Data records
::::
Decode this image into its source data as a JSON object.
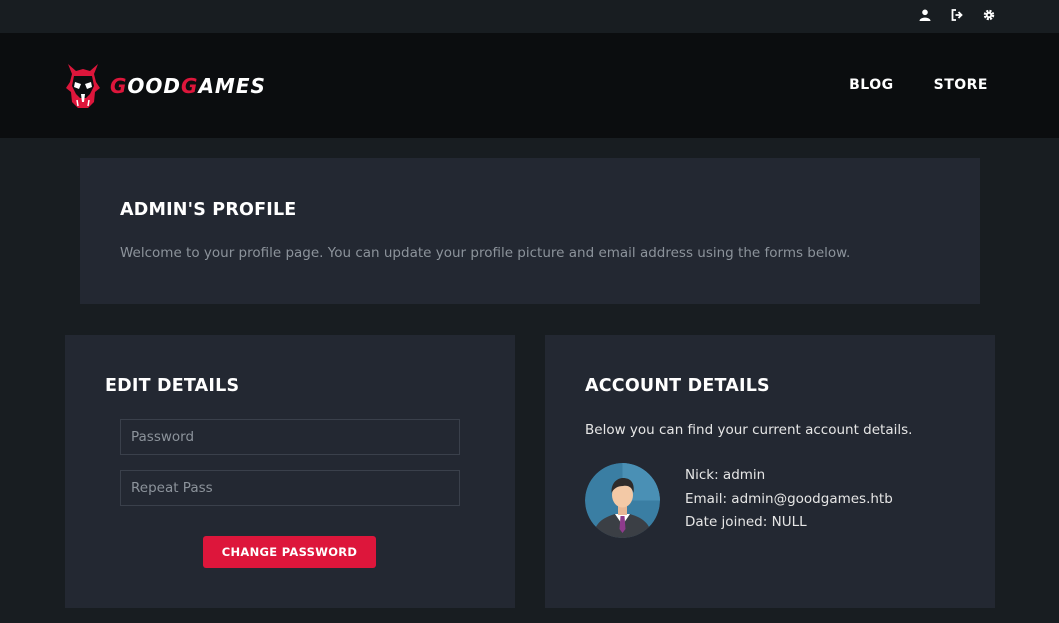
{
  "topbar": {
    "icons": [
      "user-icon",
      "sign-out-icon",
      "gear-icon"
    ]
  },
  "header": {
    "logo_text_first": "G",
    "logo_text_mid": "OOD",
    "logo_text_g2": "G",
    "logo_text_end": "AMES",
    "nav": {
      "blog": "BLOG",
      "store": "STORE"
    }
  },
  "profile": {
    "title": "ADMIN'S PROFILE",
    "description": "Welcome to your profile page. You can update your profile picture and email address using the forms below."
  },
  "edit": {
    "title": "EDIT DETAILS",
    "password_placeholder": "Password",
    "repeat_placeholder": "Repeat Pass",
    "button_label": "CHANGE PASSWORD"
  },
  "account": {
    "title": "ACCOUNT DETAILS",
    "description": "Below you can find your current account details.",
    "nick": "Nick: admin",
    "email": "Email: admin@goodgames.htb",
    "date_joined": "Date joined: NULL"
  },
  "colors": {
    "accent": "#dd163b",
    "panel": "#232832",
    "background": "#181d21",
    "header": "#0b0d0f"
  }
}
::::
_Problem details:_ Scan the listing above. Gather each line that contains the word "description".

_Task result:_
    "description": "Welcome to your profile page. You can update your profile picture and email address using the forms below."
    "description": "Below you can find your current account details.",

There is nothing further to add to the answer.